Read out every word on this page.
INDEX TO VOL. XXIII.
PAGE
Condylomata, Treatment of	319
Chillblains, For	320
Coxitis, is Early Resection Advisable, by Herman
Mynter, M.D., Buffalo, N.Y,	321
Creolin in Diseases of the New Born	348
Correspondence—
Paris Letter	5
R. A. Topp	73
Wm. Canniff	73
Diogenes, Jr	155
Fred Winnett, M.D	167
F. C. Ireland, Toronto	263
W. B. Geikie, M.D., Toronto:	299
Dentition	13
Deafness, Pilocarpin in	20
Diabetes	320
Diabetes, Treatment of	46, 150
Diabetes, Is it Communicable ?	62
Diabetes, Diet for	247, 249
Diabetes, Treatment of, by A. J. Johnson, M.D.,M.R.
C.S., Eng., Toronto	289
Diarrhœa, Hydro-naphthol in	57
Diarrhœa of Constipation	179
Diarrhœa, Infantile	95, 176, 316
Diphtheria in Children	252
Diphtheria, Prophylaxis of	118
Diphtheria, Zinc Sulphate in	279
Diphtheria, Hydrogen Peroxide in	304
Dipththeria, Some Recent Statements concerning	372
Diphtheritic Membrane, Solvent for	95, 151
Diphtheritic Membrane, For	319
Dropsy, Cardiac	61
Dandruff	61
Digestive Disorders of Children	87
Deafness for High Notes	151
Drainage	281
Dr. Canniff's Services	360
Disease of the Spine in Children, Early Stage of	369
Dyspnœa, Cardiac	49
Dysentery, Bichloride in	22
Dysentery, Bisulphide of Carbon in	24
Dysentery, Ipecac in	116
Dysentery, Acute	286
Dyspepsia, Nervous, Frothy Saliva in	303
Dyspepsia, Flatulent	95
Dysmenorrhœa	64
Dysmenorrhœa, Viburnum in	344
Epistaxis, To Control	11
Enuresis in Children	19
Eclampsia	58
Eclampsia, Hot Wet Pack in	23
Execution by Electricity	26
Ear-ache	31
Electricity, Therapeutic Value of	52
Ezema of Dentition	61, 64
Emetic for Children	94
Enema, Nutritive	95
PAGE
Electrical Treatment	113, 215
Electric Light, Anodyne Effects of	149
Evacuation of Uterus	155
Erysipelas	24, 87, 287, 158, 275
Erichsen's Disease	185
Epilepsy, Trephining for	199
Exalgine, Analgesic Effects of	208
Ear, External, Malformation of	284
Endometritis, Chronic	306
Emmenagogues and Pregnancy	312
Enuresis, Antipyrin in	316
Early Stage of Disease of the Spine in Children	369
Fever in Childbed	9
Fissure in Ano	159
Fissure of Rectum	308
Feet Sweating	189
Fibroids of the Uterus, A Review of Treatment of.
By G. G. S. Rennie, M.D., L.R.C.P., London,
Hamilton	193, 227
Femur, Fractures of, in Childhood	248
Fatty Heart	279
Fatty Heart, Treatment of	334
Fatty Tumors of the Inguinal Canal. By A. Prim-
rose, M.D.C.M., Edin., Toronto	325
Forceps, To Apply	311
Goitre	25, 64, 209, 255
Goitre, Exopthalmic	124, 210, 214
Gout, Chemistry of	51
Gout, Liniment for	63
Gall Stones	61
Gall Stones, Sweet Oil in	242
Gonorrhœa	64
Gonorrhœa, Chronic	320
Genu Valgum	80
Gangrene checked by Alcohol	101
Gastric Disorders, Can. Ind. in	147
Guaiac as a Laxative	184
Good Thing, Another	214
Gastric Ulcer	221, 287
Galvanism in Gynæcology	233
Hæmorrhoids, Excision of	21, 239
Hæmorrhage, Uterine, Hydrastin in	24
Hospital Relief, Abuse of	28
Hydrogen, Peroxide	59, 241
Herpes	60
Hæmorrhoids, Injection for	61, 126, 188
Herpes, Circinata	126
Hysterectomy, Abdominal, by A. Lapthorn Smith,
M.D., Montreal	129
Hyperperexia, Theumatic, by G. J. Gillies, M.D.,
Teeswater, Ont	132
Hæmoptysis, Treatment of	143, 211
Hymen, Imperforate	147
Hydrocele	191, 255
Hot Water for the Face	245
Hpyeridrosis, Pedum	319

━━━━━━━━━━━━━━━━━━━━━━━━━━━━━━

→ **What the task asks**:
Scan the listing above for the word "Children" and show each line where it is found.

→ **Expected answer**:
Diphtheria in Children	252
Digestive Disorders of Children	87
Disease of the Spine in Children, Early Stage of	369
Enuresis in Children	19
Emetic for Children	94
Early Stage of Disease of the Spine in Children	369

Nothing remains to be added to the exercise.